##### DATA EXTRACT

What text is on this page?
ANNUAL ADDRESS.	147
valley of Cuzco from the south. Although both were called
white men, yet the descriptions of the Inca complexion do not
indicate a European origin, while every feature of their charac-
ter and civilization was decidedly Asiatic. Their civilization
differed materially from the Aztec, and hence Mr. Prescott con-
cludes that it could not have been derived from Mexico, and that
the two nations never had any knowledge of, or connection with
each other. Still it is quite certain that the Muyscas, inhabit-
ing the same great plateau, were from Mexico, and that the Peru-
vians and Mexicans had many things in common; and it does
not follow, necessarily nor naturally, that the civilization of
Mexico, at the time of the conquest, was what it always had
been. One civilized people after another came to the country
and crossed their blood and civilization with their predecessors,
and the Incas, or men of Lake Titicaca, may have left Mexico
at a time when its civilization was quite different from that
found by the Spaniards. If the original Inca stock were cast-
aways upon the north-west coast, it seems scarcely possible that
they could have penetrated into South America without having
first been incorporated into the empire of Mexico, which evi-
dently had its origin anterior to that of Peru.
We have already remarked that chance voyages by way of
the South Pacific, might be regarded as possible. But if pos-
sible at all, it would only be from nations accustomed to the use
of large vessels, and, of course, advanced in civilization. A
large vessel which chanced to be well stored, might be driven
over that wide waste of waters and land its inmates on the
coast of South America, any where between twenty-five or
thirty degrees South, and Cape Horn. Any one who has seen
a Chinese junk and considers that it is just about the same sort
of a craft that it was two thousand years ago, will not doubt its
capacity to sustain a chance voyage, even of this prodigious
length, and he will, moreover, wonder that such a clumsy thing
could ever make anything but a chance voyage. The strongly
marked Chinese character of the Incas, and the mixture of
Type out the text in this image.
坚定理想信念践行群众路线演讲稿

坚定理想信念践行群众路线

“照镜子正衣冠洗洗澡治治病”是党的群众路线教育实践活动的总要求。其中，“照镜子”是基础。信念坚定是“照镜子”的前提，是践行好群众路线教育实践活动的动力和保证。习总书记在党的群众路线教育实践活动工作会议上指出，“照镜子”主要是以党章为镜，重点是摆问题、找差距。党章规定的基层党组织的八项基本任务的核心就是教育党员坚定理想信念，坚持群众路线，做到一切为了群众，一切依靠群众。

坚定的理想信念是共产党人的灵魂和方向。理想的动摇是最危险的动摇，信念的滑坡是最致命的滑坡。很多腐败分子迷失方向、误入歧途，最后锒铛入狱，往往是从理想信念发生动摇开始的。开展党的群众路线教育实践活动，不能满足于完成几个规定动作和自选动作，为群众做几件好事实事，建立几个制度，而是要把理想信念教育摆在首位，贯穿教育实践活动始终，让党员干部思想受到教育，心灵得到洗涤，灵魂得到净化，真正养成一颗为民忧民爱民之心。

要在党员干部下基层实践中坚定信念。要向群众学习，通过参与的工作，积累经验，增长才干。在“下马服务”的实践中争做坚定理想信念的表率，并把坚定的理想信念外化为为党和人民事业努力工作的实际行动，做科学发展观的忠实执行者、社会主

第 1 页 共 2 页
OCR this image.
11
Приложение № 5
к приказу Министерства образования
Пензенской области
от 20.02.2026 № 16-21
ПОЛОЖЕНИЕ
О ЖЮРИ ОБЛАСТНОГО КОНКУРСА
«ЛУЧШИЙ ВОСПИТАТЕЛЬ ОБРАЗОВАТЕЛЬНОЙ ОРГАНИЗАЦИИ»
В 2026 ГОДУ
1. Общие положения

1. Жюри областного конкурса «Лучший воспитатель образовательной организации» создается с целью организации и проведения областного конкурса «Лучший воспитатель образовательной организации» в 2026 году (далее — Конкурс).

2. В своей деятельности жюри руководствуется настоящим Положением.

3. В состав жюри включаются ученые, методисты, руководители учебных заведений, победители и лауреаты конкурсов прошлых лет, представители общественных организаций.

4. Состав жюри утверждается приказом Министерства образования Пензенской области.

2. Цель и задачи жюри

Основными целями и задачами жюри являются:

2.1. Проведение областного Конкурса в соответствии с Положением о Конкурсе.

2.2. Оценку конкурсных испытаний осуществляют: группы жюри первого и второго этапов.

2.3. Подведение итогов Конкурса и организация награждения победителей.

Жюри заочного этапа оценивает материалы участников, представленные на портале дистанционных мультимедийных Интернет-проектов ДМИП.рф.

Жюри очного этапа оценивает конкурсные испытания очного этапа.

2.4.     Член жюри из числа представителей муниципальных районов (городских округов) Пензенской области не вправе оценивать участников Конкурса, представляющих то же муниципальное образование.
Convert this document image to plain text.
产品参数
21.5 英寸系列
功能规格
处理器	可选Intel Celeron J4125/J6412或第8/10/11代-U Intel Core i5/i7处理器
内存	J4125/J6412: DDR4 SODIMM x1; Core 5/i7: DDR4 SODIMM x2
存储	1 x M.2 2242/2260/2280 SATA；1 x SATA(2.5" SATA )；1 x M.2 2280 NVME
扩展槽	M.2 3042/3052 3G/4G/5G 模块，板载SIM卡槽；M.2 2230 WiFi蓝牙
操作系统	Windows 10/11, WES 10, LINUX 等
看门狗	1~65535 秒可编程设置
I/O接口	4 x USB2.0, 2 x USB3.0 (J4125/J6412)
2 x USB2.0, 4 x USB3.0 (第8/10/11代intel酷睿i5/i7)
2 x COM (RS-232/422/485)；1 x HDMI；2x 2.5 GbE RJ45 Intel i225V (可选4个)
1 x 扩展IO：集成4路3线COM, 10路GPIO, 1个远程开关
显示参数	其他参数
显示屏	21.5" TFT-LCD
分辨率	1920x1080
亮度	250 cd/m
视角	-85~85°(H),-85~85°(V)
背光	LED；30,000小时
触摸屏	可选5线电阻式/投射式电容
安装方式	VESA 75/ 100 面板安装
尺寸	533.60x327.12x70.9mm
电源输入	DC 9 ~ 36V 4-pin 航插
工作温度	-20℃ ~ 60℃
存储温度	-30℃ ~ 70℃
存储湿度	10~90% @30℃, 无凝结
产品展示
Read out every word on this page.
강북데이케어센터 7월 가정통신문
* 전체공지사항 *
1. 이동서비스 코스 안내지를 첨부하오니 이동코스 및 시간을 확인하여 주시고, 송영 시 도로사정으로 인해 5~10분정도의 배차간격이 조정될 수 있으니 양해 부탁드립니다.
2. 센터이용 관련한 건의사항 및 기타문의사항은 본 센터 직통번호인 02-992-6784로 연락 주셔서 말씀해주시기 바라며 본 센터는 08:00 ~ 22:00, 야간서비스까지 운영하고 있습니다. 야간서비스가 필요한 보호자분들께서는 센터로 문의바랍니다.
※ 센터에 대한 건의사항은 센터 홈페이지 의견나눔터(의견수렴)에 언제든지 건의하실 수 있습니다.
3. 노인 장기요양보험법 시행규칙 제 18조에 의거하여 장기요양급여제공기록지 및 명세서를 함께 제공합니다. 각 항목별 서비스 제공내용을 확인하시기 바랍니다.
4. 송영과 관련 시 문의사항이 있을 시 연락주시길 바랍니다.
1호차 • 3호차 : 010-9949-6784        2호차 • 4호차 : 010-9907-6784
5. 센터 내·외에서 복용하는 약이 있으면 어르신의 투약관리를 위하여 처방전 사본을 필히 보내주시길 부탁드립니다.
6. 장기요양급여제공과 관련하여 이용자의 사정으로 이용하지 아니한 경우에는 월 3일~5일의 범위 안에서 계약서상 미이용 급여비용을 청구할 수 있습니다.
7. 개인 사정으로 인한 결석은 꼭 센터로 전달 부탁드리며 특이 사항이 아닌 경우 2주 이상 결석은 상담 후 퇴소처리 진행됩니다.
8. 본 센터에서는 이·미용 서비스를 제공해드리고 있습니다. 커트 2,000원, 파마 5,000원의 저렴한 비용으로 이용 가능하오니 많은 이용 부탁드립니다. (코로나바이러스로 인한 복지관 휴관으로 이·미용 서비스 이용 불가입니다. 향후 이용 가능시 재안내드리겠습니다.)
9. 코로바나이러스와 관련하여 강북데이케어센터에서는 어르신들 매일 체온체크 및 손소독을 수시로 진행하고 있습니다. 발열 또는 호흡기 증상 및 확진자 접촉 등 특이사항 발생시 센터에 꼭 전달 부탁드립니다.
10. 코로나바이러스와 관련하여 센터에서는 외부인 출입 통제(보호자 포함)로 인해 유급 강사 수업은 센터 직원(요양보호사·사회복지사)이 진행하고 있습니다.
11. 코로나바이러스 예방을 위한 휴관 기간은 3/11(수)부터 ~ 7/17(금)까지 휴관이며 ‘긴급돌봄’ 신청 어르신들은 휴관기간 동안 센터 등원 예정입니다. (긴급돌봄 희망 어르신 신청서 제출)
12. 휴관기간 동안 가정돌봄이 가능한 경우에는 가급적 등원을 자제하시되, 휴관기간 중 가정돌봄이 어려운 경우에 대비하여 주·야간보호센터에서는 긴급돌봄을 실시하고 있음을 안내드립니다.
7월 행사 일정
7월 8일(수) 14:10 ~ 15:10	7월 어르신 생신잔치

##########

In the records above, how many lines hold the string "Incas"? Reply with only the number.

EXERCISE RESULT = 2